DESCRIPTION OF THE TASK: What follows is a block of records; restate each one word for word.

ENTRIES SUPPLIED:

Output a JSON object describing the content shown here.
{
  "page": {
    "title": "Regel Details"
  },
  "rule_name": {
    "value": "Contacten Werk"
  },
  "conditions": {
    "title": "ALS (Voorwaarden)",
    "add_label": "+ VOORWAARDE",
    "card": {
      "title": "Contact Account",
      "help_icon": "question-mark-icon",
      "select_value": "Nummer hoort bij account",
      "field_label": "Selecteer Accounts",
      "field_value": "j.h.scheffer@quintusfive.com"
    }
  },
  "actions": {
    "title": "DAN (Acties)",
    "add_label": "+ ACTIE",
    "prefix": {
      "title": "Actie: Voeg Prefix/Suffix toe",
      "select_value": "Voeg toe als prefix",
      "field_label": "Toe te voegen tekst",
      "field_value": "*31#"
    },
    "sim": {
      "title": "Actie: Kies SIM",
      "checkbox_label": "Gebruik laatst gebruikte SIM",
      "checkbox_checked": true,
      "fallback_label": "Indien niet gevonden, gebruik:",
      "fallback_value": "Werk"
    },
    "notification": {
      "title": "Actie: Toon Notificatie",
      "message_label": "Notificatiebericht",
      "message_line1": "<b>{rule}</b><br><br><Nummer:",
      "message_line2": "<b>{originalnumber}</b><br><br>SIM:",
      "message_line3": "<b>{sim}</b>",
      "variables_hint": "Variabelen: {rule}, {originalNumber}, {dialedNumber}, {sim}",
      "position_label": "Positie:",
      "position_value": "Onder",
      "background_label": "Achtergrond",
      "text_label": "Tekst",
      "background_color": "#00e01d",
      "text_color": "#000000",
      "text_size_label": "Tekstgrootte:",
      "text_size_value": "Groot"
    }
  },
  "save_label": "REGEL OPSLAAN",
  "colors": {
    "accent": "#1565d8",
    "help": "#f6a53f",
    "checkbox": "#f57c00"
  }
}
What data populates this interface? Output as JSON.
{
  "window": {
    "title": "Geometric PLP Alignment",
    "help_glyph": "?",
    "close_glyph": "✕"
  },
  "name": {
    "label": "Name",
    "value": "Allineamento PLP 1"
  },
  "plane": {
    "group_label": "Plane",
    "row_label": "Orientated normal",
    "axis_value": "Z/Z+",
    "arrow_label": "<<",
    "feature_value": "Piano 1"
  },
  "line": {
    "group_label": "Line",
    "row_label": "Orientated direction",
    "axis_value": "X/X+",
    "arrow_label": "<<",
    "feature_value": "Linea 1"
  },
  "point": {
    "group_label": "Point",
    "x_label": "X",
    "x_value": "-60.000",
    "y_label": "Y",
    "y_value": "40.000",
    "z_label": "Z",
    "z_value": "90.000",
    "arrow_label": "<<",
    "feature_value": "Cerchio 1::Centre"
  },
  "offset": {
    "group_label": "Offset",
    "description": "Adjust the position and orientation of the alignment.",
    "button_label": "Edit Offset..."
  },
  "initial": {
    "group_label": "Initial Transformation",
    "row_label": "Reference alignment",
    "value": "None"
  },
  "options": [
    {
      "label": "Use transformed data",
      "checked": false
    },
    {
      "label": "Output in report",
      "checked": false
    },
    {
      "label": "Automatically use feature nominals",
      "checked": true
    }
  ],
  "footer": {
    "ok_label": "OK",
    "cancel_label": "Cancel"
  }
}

REPLY:
Output a JSON object describing the content shown here.
{
  "page": {
    "title": "Regel Details"
  },
  "rule_name": {
    "value": "Contacten Werk"
  },
  "conditions": {
    "title": "ALS (Voorwaarden)",
    "add_label": "+ VOORWAARDE",
    "card": {
      "title": "Contact Account",
      "help_icon": "question-mark-icon",
      "select_value": "Nummer hoort bij account",
      "field_label": "Selecteer Accounts",
      "field_value": "j.h.scheffer@quintusfive.com"
    }
  },
  "actions": {
    "title": "DAN (Acties)",
    "add_label": "+ ACTIE",
    "prefix": {
      "title": "Actie: Voeg Prefix/Suffix toe",
      "select_value": "Voeg toe als prefix",
      "field_label": "Toe te voegen tekst",
      "field_value": "*31#"
    },
    "sim": {
      "title": "Actie: Kies SIM",
      "checkbox_label": "Gebruik laatst gebruikte SIM",
      "checkbox_checked": true,
      "fallback_label": "Indien niet gevonden, gebruik:",
      "fallback_value": "Werk"
    },
    "notification": {
      "title": "Actie: Toon Notificatie",
      "message_label": "Notificatiebericht",
      "message_line1": "<b>{rule}</b><br><br><Nummer:",
      "message_line2": "<b>{originalnumber}</b><br><br>SIM:",
      "message_line3": "<b>{sim}</b>",
      "variables_hint": "Variabelen: {rule}, {originalNumber}, {dialedNumber}, {sim}",
      "position_label": "Positie:",
      "position_value": "Onder",
      "background_label": "Achtergrond",
      "text_label": "Tekst",
      "background_color": "#00e01d",
      "text_color": "#000000",
      "text_size_label": "Tekstgrootte:",
      "text_size_value": "Groot"
    }
  },
  "save_label": "REGEL OPSLAAN",
  "colors": {
    "accent": "#1565d8",
    "help": "#f6a53f",
    "checkbox": "#f57c00"
  }
}
What data populates this interface? Output as JSON.
{
  "window": {
    "title": "Geometric PLP Alignment",
    "help_glyph": "?",
    "close_glyph": "✕"
  },
  "name": {
    "label": "Name",
    "value": "Allineamento PLP 1"
  },
  "plane": {
    "group_label": "Plane",
    "row_label": "Orientated normal",
    "axis_value": "Z/Z+",
    "arrow_label": "<<",
    "feature_value": "Piano 1"
  },
  "line": {
    "group_label": "Line",
    "row_label": "Orientated direction",
    "axis_value": "X/X+",
    "arrow_label": "<<",
    "feature_value": "Linea 1"
  },
  "point": {
    "group_label": "Point",
    "x_label": "X",
    "x_value": "-60.000",
    "y_label": "Y",
    "y_value": "40.000",
    "z_label": "Z",
    "z_value": "90.000",
    "arrow_label": "<<",
    "feature_value": "Cerchio 1::Centre"
  },
  "offset": {
    "group_label": "Offset",
    "description": "Adjust the position and orientation of the alignment.",
    "button_label": "Edit Offset..."
  },
  "initial": {
    "group_label": "Initial Transformation",
    "row_label": "Reference alignment",
    "value": "None"
  },
  "options": [
    {
      "label": "Use transformed data",
      "checked": false
    },
    {
      "label": "Output in report",
      "checked": false
    },
    {
      "label": "Automatically use feature nominals",
      "checked": true
    }
  ],
  "footer": {
    "ok_label": "OK",
    "cancel_label": "Cancel"
  }
}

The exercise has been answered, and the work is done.